Listed records ▸
= = =
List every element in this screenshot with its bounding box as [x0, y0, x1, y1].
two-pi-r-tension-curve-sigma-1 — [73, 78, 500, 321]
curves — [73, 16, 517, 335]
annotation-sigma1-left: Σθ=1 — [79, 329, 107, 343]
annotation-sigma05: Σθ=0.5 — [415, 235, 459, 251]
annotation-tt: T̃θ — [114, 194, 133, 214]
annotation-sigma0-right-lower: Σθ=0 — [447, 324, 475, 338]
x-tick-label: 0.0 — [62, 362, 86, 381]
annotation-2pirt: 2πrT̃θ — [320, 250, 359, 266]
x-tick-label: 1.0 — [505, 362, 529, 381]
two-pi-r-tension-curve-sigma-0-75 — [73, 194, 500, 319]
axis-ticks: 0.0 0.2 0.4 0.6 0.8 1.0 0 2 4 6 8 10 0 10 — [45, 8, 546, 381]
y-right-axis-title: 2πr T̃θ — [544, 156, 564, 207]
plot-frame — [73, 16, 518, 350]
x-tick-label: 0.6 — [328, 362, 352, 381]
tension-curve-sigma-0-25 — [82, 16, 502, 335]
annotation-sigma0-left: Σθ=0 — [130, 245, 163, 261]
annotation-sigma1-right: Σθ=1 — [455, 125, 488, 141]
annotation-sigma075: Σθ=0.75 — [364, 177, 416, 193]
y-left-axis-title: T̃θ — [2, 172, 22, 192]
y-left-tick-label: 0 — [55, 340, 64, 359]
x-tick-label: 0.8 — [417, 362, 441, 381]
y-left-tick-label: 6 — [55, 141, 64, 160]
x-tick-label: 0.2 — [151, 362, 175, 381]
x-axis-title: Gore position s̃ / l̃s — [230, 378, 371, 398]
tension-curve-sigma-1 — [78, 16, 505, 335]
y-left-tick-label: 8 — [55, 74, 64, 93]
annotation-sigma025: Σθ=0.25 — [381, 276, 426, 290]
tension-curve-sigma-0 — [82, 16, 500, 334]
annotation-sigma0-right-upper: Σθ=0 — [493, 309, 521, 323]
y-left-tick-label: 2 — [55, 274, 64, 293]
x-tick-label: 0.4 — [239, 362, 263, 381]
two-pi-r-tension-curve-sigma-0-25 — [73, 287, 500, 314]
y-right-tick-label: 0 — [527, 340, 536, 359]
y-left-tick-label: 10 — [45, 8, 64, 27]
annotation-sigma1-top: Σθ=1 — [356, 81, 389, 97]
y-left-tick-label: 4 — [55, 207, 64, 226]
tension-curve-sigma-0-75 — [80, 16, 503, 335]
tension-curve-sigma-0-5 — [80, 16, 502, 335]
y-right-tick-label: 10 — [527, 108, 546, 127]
= = =
Retype the whole listing above line for line, changing nothing.

Answer ▸
List every element in this screenshot with its bounding box as [x0, y0, x1, y1].
two-pi-r-tension-curve-sigma-1 — [73, 78, 500, 321]
curves — [73, 16, 517, 335]
annotation-sigma1-left: Σθ=1 — [79, 329, 107, 343]
annotation-sigma05: Σθ=0.5 — [415, 235, 459, 251]
annotation-tt: T̃θ — [114, 194, 133, 214]
annotation-sigma0-right-lower: Σθ=0 — [447, 324, 475, 338]
x-tick-label: 0.0 — [62, 362, 86, 381]
annotation-2pirt: 2πrT̃θ — [320, 250, 359, 266]
x-tick-label: 1.0 — [505, 362, 529, 381]
two-pi-r-tension-curve-sigma-0-75 — [73, 194, 500, 319]
axis-ticks: 0.0 0.2 0.4 0.6 0.8 1.0 0 2 4 6 8 10 0 10 — [45, 8, 546, 381]
y-right-axis-title: 2πr T̃θ — [544, 156, 564, 207]
plot-frame — [73, 16, 518, 350]
x-tick-label: 0.6 — [328, 362, 352, 381]
tension-curve-sigma-0-25 — [82, 16, 502, 335]
annotation-sigma0-left: Σθ=0 — [130, 245, 163, 261]
annotation-sigma1-right: Σθ=1 — [455, 125, 488, 141]
annotation-sigma075: Σθ=0.75 — [364, 177, 416, 193]
y-left-axis-title: T̃θ — [2, 172, 22, 192]
y-left-tick-label: 0 — [55, 340, 64, 359]
x-tick-label: 0.8 — [417, 362, 441, 381]
y-left-tick-label: 6 — [55, 141, 64, 160]
x-tick-label: 0.2 — [151, 362, 175, 381]
x-axis-title: Gore position s̃ / l̃s — [230, 378, 371, 398]
tension-curve-sigma-1 — [78, 16, 505, 335]
y-left-tick-label: 8 — [55, 74, 64, 93]
annotation-sigma025: Σθ=0.25 — [381, 276, 426, 290]
tension-curve-sigma-0 — [82, 16, 500, 334]
annotation-sigma0-right-upper: Σθ=0 — [493, 309, 521, 323]
y-left-tick-label: 2 — [55, 274, 64, 293]
x-tick-label: 0.4 — [239, 362, 263, 381]
two-pi-r-tension-curve-sigma-0-25 — [73, 287, 500, 314]
y-right-tick-label: 0 — [527, 340, 536, 359]
y-left-tick-label: 10 — [45, 8, 64, 27]
annotation-sigma1-top: Σθ=1 — [356, 81, 389, 97]
y-left-tick-label: 4 — [55, 207, 64, 226]
tension-curve-sigma-0-75 — [80, 16, 503, 335]
tension-curve-sigma-0-5 — [80, 16, 502, 335]
y-right-tick-label: 10 — [527, 108, 546, 127]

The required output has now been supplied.